___ Records for the exercise ___
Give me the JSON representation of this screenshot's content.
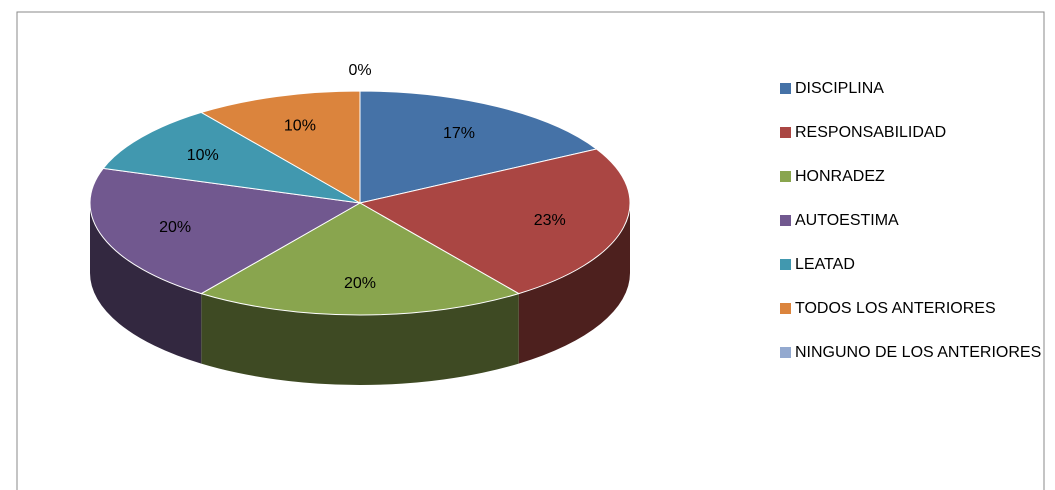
{
  "chart_data": {
    "type": "pie",
    "categories": [
      "DISCIPLINA",
      "RESPONSABILIDAD",
      "HONRADEZ",
      "AUTOESTIMA",
      "LEATAD",
      "TODOS LOS ANTERIORES",
      "NINGUNO DE LOS ANTERIORES"
    ],
    "values": [
      17,
      23,
      20,
      20,
      10,
      10,
      0
    ],
    "value_labels": [
      "17%",
      "23%",
      "20%",
      "20%",
      "10%",
      "10%",
      "0%"
    ],
    "colors": [
      "#4572A7",
      "#AA4643",
      "#89A54E",
      "#71588F",
      "#4198AF",
      "#DB843D",
      "#93A9CF"
    ],
    "legend": "right"
  }
}
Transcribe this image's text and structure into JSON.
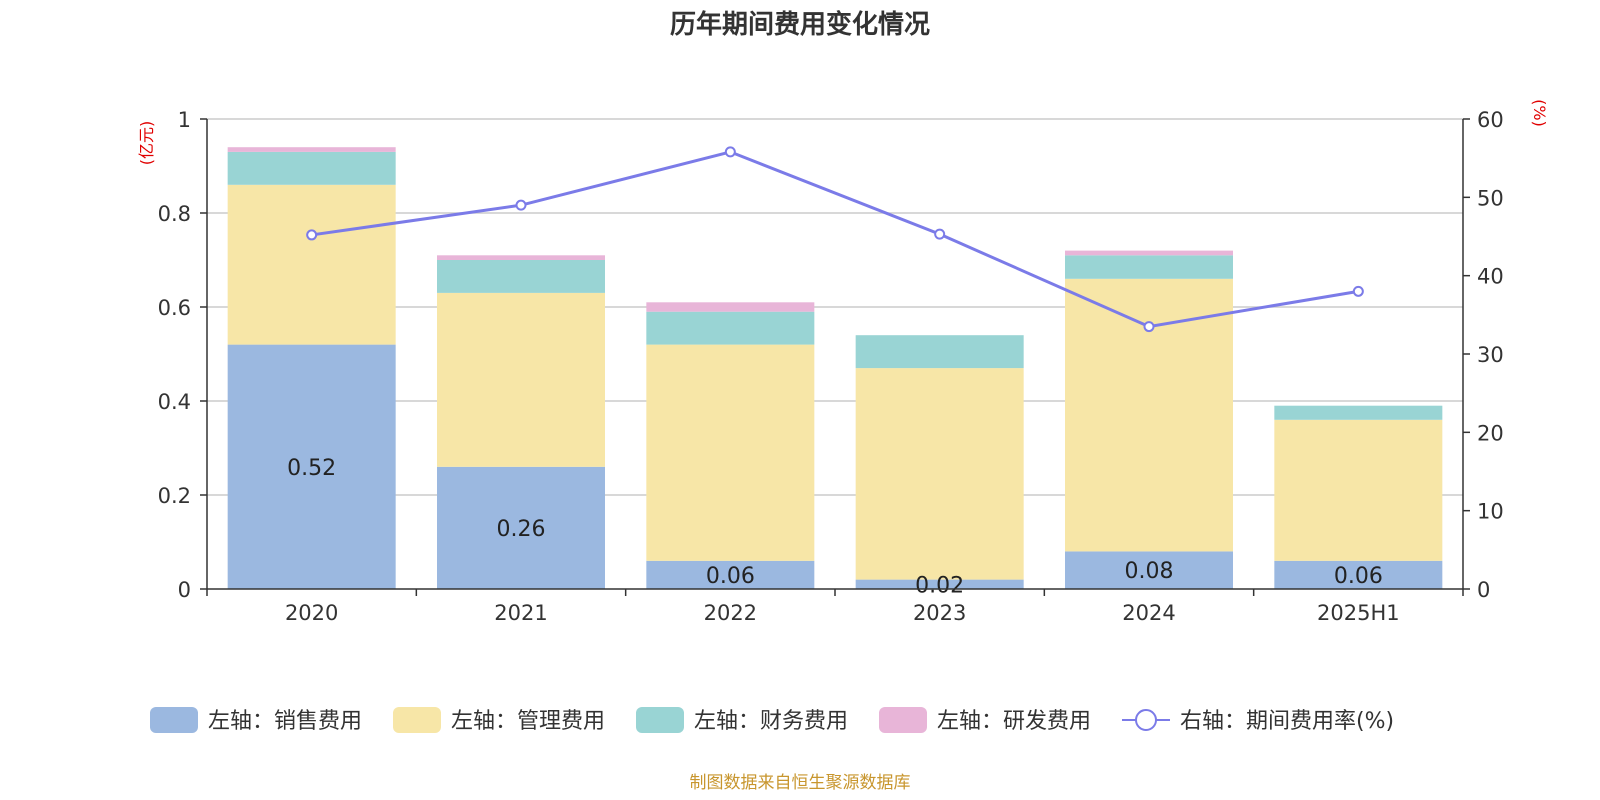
{
  "chart_data": {
    "type": "bar",
    "title": "历年期间费用变化情况",
    "y_left_unit": "(亿元)",
    "y_right_unit": "(%)",
    "categories": [
      "2020",
      "2021",
      "2022",
      "2023",
      "2024",
      "2025H1"
    ],
    "ylim_left": [
      0,
      1
    ],
    "yticks_left": [
      "0",
      "0.2",
      "0.4",
      "0.6",
      "0.8",
      "1"
    ],
    "ylim_right": [
      0,
      60
    ],
    "yticks_right": [
      "0",
      "10",
      "20",
      "30",
      "40",
      "50",
      "60"
    ],
    "grid": true,
    "legend_position": "bottom",
    "stacked": true,
    "series": [
      {
        "name": "左轴：销售费用",
        "axis": "left",
        "kind": "bar",
        "color": "#9bb8e0",
        "values": [
          0.52,
          0.26,
          0.06,
          0.02,
          0.08,
          0.06
        ],
        "labels": [
          "0.52",
          "0.26",
          "0.06",
          "0.02",
          "0.08",
          "0.06"
        ]
      },
      {
        "name": "左轴：管理费用",
        "axis": "left",
        "kind": "bar",
        "color": "#f7e6a7",
        "values": [
          0.34,
          0.37,
          0.46,
          0.45,
          0.58,
          0.3
        ]
      },
      {
        "name": "左轴：财务费用",
        "axis": "left",
        "kind": "bar",
        "color": "#99d4d4",
        "values": [
          0.07,
          0.07,
          0.07,
          0.07,
          0.05,
          0.03
        ]
      },
      {
        "name": "左轴：研发费用",
        "axis": "left",
        "kind": "bar",
        "color": "#e8b5d8",
        "values": [
          0.01,
          0.01,
          0.02,
          0.0,
          0.01,
          0.0
        ]
      },
      {
        "name": "右轴：期间费用率(%)",
        "axis": "right",
        "kind": "line",
        "color": "#7b7be8",
        "values": [
          45.2,
          49.0,
          55.8,
          45.3,
          33.5,
          38.0
        ]
      }
    ]
  },
  "footer": "制图数据来自恒生聚源数据库"
}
___
◆ **Exercise directions**:
With the pictures left out, transcribe the material exactly.

◆ **The solution**:
Give me the JSON representation of this screenshot's content.
{
  "chart_data": {
    "type": "pie",
    "categories": [
      "DISCIPLINA",
      "RESPONSABILIDAD",
      "HONRADEZ",
      "AUTOESTIMA",
      "LEATAD",
      "TODOS LOS ANTERIORES",
      "NINGUNO DE LOS ANTERIORES"
    ],
    "values": [
      17,
      23,
      20,
      20,
      10,
      10,
      0
    ],
    "value_labels": [
      "17%",
      "23%",
      "20%",
      "20%",
      "10%",
      "10%",
      "0%"
    ],
    "colors": [
      "#4572A7",
      "#AA4643",
      "#89A54E",
      "#71588F",
      "#4198AF",
      "#DB843D",
      "#93A9CF"
    ],
    "legend": "right"
  }
}
Transcribe this image's text and structure into JSON.
{
  "chart_data": {
    "type": "bar",
    "title": "历年期间费用变化情况",
    "y_left_unit": "(亿元)",
    "y_right_unit": "(%)",
    "categories": [
      "2020",
      "2021",
      "2022",
      "2023",
      "2024",
      "2025H1"
    ],
    "ylim_left": [
      0,
      1
    ],
    "yticks_left": [
      "0",
      "0.2",
      "0.4",
      "0.6",
      "0.8",
      "1"
    ],
    "ylim_right": [
      0,
      60
    ],
    "yticks_right": [
      "0",
      "10",
      "20",
      "30",
      "40",
      "50",
      "60"
    ],
    "grid": true,
    "legend_position": "bottom",
    "stacked": true,
    "series": [
      {
        "name": "左轴：销售费用",
        "axis": "left",
        "kind": "bar",
        "color": "#9bb8e0",
        "values": [
          0.52,
          0.26,
          0.06,
          0.02,
          0.08,
          0.06
        ],
        "labels": [
          "0.52",
          "0.26",
          "0.06",
          "0.02",
          "0.08",
          "0.06"
        ]
      },
      {
        "name": "左轴：管理费用",
        "axis": "left",
        "kind": "bar",
        "color": "#f7e6a7",
        "values": [
          0.34,
          0.37,
          0.46,
          0.45,
          0.58,
          0.3
        ]
      },
      {
        "name": "左轴：财务费用",
        "axis": "left",
        "kind": "bar",
        "color": "#99d4d4",
        "values": [
          0.07,
          0.07,
          0.07,
          0.07,
          0.05,
          0.03
        ]
      },
      {
        "name": "左轴：研发费用",
        "axis": "left",
        "kind": "bar",
        "color": "#e8b5d8",
        "values": [
          0.01,
          0.01,
          0.02,
          0.0,
          0.01,
          0.0
        ]
      },
      {
        "name": "右轴：期间费用率(%)",
        "axis": "right",
        "kind": "line",
        "color": "#7b7be8",
        "values": [
          45.2,
          49.0,
          55.8,
          45.3,
          33.5,
          38.0
        ]
      }
    ]
  },
  "footer": "制图数据来自恒生聚源数据库"
}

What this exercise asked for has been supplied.